-- start of Document extract --

Studio Practice – Task 1: Still Life Pt 7

After practising a couple of set ups at home yesterday, today was the time to bring my props into the college studio.

Consisting of my glass rose lamp, a bunch of pink tulips, a couple of fake butterflies plus a selection of shells & stones the challenge was to interpret a classic still life painting.

Here goes…

Firstly, I set up the glass rose lamp on a black background & took a couple of phone shots.

I then set up the camera with the flash trigger & used a spotlight with barn doors. The following were taken with my Nikon D5500 using the 50mm lens. I did try a couple of shots with manual focus, but my eyesight let me down, so I used automatic focus which works well for me, adjusting the single focal point on the subject.

Next, I tried a composition just using the shells & stones.

Then I tried the tulips in the vase.

-- end of Document extract --

- [Stated problem 1]:
Answer these questions about the still life post:
(a) What color was the background behind the glass rose lamp?
(b) Which camera and lens were used after the phone shots?
(c) What was placed in the vase?
The rows that follow have no connection to the still life post above.

-- start of Material for this exercise --

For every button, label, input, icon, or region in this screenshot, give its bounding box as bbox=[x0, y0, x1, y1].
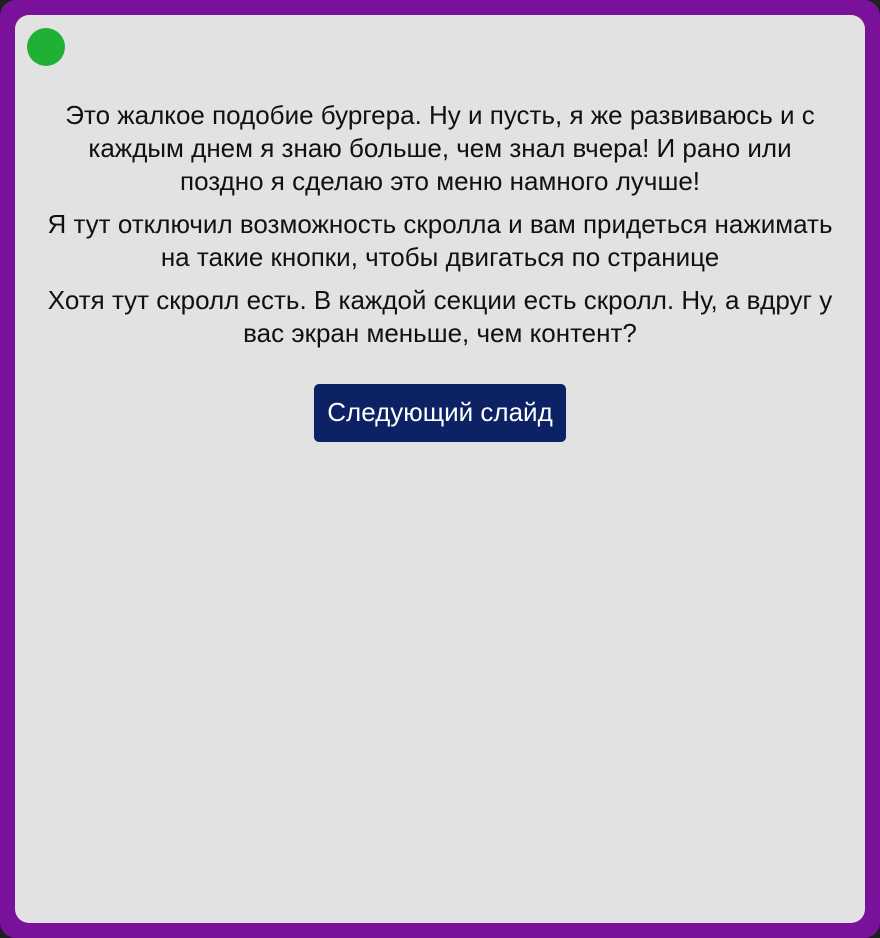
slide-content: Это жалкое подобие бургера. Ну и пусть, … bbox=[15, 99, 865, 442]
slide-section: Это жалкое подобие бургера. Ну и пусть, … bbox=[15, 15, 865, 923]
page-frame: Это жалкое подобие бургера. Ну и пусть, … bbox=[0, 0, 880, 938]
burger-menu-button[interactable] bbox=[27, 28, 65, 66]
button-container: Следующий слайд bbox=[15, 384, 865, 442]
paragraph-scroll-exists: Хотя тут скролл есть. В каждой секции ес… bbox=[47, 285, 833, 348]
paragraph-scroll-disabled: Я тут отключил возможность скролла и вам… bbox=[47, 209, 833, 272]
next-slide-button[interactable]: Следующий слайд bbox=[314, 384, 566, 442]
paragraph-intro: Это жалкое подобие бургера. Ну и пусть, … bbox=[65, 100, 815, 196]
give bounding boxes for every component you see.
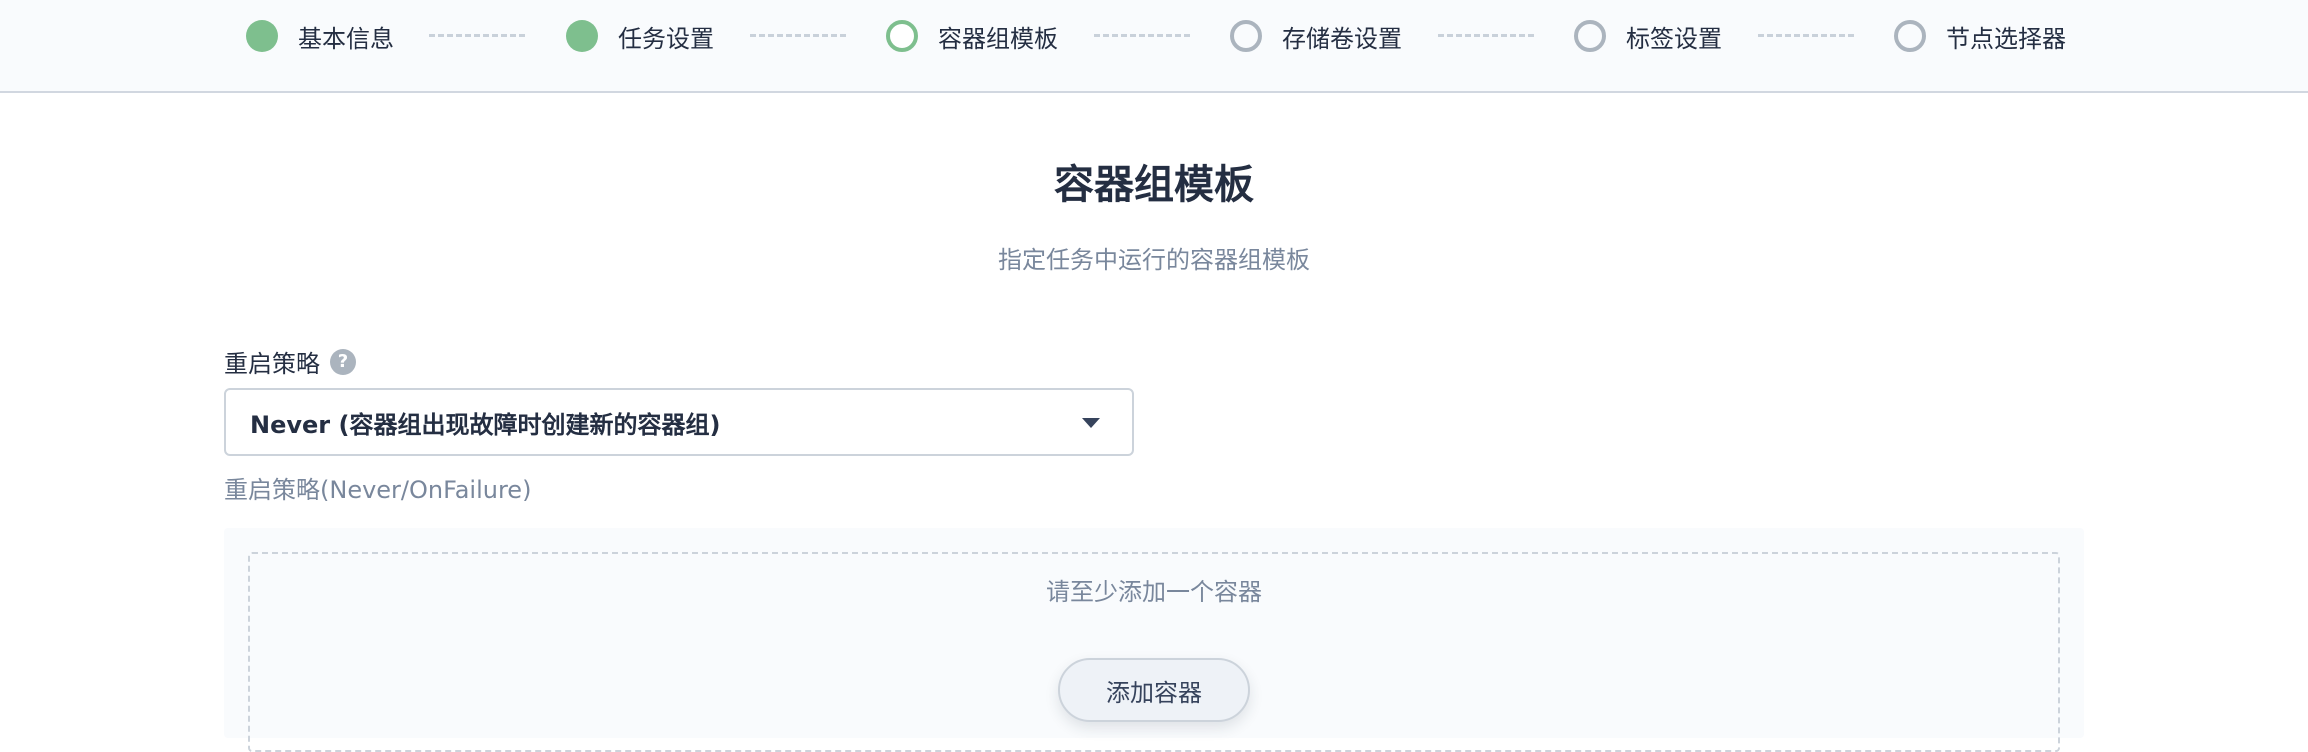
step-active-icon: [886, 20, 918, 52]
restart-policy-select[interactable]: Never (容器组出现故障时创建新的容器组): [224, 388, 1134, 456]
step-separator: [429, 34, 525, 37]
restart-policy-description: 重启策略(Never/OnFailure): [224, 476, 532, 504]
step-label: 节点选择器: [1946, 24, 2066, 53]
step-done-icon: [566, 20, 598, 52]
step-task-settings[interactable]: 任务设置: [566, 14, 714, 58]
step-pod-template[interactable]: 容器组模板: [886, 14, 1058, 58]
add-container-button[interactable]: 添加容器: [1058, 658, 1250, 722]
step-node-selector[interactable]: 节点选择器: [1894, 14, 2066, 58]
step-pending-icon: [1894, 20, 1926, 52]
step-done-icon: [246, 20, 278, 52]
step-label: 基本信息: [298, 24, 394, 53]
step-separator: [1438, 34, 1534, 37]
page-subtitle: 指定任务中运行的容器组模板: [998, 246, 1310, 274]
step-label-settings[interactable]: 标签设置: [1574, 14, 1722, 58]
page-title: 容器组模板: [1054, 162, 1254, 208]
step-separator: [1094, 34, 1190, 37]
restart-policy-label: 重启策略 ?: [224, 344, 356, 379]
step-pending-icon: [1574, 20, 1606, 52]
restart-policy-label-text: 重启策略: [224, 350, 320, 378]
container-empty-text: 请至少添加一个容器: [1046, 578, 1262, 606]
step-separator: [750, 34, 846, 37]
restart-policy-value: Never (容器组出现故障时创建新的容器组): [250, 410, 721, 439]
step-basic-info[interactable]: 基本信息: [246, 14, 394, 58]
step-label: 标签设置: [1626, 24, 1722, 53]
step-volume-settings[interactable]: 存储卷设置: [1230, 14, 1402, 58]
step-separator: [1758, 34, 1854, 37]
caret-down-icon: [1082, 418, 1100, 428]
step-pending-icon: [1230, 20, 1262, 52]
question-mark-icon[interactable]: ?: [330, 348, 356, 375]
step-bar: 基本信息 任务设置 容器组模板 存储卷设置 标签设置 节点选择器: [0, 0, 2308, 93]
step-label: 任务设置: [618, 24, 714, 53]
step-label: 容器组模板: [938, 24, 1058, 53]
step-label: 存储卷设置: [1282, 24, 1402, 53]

-- end of Material for this exercise --
-- start of Material for this exercise --

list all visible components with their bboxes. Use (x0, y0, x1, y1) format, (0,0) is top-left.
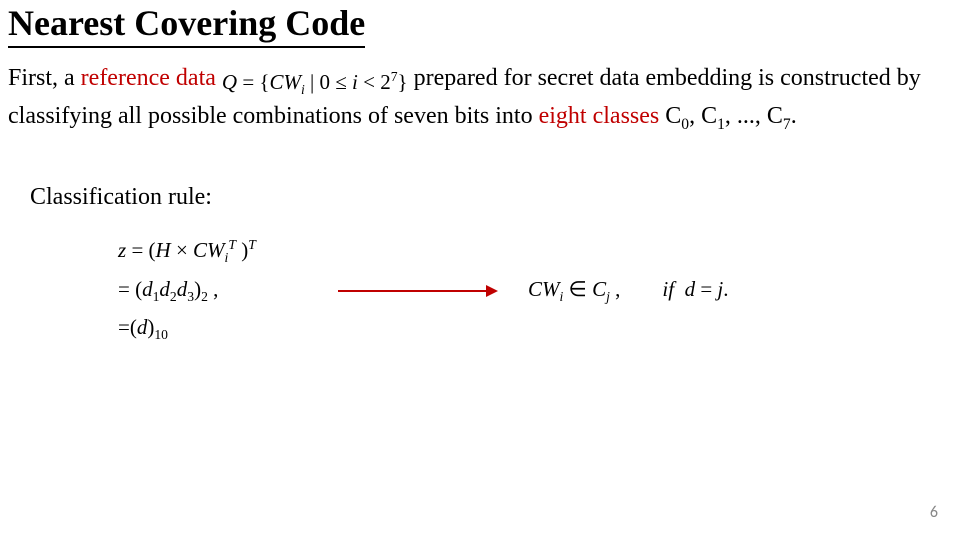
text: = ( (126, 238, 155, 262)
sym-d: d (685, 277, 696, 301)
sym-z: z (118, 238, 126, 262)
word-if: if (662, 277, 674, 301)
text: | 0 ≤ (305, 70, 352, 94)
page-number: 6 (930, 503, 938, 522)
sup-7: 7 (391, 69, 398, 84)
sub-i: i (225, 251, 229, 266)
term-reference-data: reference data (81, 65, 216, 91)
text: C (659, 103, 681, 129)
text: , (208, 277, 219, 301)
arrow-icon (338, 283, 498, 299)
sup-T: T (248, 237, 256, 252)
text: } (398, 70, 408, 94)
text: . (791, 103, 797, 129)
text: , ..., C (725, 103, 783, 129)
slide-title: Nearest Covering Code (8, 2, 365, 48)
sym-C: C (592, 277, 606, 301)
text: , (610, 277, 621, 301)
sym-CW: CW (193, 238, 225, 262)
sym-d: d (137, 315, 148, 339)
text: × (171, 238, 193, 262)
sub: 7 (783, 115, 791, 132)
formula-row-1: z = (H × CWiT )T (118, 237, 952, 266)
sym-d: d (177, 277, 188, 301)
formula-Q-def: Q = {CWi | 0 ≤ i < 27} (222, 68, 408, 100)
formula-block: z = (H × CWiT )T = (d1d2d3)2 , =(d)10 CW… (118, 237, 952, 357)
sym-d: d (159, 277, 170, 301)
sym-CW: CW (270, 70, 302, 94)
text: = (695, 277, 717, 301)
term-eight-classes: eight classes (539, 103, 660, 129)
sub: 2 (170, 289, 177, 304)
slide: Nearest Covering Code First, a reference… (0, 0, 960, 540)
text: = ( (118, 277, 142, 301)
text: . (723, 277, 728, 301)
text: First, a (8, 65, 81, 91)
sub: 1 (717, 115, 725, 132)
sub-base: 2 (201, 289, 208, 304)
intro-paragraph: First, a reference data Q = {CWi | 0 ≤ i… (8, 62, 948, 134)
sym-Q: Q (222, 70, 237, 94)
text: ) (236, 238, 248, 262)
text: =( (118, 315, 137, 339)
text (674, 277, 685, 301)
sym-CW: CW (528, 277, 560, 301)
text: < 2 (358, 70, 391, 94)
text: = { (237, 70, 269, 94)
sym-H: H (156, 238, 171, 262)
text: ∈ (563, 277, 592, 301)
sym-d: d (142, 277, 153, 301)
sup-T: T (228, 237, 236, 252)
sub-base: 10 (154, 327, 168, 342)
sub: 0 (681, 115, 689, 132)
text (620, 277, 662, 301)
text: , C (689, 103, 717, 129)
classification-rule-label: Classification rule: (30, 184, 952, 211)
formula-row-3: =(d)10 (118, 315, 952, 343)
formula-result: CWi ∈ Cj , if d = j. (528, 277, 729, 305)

-- end of Material for this exercise --
-- start of Material for this exercise --

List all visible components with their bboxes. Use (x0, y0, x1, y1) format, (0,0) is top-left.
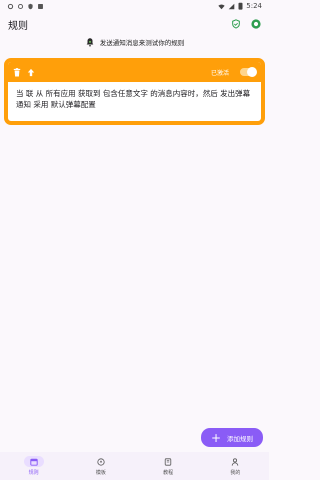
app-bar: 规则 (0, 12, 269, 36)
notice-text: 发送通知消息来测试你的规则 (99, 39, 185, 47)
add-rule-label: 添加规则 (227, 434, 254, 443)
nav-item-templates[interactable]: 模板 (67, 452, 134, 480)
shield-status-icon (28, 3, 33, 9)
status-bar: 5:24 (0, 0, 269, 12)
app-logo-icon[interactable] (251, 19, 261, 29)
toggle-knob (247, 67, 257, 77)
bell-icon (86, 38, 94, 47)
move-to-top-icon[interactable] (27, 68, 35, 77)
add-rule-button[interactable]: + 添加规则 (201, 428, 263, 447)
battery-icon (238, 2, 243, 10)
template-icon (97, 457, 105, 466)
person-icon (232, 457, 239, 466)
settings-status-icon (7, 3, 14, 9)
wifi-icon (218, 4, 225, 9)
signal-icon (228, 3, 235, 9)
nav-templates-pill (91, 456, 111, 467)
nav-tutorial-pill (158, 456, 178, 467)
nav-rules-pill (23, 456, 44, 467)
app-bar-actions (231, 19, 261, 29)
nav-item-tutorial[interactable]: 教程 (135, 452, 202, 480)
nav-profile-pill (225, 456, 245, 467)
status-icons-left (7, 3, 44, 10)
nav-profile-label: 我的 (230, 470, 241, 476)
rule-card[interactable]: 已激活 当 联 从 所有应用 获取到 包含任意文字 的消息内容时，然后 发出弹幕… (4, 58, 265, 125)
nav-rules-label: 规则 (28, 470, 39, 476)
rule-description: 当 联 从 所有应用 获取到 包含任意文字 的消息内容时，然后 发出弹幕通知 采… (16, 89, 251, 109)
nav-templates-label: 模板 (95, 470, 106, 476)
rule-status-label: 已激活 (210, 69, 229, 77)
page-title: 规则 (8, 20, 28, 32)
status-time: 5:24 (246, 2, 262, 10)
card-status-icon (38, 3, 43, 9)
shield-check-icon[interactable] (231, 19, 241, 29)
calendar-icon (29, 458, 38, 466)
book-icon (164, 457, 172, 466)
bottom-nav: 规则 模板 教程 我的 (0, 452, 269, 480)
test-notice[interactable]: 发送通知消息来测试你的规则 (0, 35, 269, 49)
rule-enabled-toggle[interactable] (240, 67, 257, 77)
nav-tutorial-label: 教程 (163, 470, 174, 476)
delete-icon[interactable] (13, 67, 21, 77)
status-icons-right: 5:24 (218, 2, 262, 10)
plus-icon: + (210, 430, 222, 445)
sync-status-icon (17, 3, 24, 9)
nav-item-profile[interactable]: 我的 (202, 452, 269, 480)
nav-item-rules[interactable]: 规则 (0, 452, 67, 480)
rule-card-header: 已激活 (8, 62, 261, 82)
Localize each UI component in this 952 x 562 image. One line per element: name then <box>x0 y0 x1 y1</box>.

-- end of Material for this exercise --

- [Stated problem 2]: Rewrite the rows as a numbered list, covering the stretch from the line that contains "For every button, label, input, icon, or" through the line that contains "give bounding boxes". Leave out blank lines and the pictures.

- [Correct result 1]:
(a) Black.
(b) A Nikon D5500 with the 50mm lens.
(c) Pink tulips.

- [Correct result 2]:
1. For every button, label, input, icon, or region in this screenshot, give its bounding box as bbox=[x0, y0, x1, y1].
2. slide-content: Это жалкое подобие бургера. Ну и пусть, … bbox=[15, 99, 865, 442]
3. slide-section: Это жалкое подобие бургера. Ну и пусть, … bbox=[15, 15, 865, 923]
4. page-frame: Это жалкое подобие бургера. Ну и пусть, … bbox=[0, 0, 880, 938]
5. burger-menu-button[interactable] bbox=[27, 28, 65, 66]
6. button-container: Следующий слайд bbox=[15, 384, 865, 442]
7. paragraph-scroll-exists: Хотя тут скролл есть. В каждой секции ес… bbox=[47, 285, 833, 348]
8. paragraph-scroll-disabled: Я тут отключил возможность скролла и вам… bbox=[47, 209, 833, 272]
9. next-slide-button[interactable]: Следующий слайд bbox=[314, 384, 566, 442]
10. paragraph-intro: Это жалкое подобие бургера. Ну и пусть, … bbox=[65, 100, 815, 196]
11. give bounding boxes for every component you see.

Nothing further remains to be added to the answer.